» **EXERCISE GOAL**
Take every line from the listing below that contains "whofe".

-------- STORED ROWS --------

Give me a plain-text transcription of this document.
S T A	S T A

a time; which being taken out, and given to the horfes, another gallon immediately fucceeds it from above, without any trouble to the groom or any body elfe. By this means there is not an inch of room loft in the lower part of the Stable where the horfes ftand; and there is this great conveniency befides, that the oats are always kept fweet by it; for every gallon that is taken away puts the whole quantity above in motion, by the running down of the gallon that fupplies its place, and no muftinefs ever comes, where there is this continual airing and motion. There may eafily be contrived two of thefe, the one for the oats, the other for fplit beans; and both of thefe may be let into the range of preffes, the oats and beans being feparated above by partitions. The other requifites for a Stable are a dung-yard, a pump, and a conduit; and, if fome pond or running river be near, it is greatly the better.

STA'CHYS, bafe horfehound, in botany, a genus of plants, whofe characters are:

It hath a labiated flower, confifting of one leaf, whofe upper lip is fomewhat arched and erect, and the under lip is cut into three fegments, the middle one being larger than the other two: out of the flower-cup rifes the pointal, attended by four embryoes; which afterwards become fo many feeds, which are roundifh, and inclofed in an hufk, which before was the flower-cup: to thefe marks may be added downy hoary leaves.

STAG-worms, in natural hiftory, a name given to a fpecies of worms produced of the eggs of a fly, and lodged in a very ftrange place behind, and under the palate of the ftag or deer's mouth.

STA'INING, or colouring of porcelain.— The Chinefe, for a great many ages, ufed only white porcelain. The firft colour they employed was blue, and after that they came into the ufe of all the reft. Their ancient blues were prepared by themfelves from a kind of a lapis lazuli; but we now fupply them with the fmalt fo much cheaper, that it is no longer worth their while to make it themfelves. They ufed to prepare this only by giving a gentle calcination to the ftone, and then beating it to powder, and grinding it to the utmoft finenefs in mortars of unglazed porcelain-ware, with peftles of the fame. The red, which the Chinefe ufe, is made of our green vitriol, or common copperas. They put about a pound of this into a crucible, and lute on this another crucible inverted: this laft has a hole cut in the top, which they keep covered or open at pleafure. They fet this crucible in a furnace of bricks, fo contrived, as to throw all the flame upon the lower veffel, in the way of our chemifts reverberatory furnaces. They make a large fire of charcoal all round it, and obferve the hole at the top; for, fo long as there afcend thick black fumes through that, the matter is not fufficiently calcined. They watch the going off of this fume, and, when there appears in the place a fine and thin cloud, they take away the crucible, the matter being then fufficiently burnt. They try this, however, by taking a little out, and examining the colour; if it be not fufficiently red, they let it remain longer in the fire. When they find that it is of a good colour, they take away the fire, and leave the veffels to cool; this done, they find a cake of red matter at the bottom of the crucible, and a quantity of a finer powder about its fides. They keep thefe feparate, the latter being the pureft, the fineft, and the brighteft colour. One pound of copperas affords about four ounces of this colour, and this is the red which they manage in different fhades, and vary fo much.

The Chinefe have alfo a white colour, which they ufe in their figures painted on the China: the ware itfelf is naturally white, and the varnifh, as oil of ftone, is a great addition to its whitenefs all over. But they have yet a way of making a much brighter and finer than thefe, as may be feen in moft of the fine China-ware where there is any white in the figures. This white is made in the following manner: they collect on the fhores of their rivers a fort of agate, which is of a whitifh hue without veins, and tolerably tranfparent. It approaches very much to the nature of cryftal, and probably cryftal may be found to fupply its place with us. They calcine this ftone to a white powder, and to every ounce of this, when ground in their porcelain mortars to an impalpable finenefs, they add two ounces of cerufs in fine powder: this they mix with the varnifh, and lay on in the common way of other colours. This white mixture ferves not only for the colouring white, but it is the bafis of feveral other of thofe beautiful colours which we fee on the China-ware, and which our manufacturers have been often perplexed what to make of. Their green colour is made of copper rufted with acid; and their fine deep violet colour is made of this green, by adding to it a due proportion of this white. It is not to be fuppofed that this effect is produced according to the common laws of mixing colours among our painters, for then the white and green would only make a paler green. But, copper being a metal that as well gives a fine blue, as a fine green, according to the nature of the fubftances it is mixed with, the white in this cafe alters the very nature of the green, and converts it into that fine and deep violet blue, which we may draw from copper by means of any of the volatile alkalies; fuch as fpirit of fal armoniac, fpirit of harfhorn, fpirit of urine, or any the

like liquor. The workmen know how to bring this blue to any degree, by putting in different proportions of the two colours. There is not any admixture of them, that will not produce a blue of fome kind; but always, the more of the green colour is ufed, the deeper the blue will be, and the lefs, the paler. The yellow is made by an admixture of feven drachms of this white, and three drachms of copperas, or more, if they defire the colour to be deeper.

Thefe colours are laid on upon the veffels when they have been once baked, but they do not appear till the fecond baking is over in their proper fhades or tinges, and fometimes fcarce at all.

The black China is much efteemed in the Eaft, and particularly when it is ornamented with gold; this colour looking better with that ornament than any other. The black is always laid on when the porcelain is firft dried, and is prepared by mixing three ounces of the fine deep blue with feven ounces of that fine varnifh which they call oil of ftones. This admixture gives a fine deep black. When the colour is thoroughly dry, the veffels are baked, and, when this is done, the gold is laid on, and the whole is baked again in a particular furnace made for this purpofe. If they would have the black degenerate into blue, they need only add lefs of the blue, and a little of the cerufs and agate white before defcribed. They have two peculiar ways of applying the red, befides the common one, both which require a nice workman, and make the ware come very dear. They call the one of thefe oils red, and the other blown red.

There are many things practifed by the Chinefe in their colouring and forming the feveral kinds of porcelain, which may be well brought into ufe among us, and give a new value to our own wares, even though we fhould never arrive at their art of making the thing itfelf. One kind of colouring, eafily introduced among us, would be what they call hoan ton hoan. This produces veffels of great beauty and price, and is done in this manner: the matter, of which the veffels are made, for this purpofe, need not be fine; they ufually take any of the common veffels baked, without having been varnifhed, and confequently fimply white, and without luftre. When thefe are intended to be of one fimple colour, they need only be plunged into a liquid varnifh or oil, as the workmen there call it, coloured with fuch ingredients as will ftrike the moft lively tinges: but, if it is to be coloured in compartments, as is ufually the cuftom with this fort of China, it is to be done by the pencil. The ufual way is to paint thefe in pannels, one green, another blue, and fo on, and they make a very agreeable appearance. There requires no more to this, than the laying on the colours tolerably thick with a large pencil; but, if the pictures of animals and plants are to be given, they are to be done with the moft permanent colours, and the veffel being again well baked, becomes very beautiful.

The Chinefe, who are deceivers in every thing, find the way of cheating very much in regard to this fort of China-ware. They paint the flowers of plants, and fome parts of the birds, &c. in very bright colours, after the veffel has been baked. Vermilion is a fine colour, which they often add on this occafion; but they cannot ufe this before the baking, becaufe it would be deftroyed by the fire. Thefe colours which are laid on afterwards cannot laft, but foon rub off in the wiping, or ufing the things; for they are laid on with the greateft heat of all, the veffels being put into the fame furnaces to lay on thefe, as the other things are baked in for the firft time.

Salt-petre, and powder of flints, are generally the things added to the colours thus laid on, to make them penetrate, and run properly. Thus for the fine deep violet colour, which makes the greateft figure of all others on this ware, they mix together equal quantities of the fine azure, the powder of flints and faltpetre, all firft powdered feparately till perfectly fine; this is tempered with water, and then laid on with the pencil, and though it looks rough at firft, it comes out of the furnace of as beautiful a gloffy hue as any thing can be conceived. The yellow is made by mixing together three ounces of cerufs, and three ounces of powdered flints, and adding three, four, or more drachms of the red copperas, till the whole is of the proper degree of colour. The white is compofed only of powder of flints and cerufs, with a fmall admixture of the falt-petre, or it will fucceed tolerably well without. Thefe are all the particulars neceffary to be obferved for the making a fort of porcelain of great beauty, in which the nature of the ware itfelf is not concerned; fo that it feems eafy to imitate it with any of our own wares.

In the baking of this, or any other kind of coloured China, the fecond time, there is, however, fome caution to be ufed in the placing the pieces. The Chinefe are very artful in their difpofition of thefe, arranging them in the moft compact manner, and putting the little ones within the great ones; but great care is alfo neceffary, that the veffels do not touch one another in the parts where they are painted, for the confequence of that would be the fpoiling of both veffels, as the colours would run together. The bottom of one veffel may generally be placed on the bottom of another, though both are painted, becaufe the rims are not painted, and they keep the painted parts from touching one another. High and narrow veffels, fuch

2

--------

» **ANSWER TO THE TASK**
STA'CHYS, bafe horfehound, in botany, a genus of plants, whofe characters are:
It hath a labiated flower, confifting of one leaf, whofe upper lip is fomewhat arched and erect, and the under lip is cut into three fegments, the middle one being larger than the other two: out of the flower-cup rifes the pointal, attended by four embryoes; which afterwards become fo many feeds, which are roundifh, and inclofed in an hufk, which before was the flower-cup: to thefe marks may be added downy hoary leaves.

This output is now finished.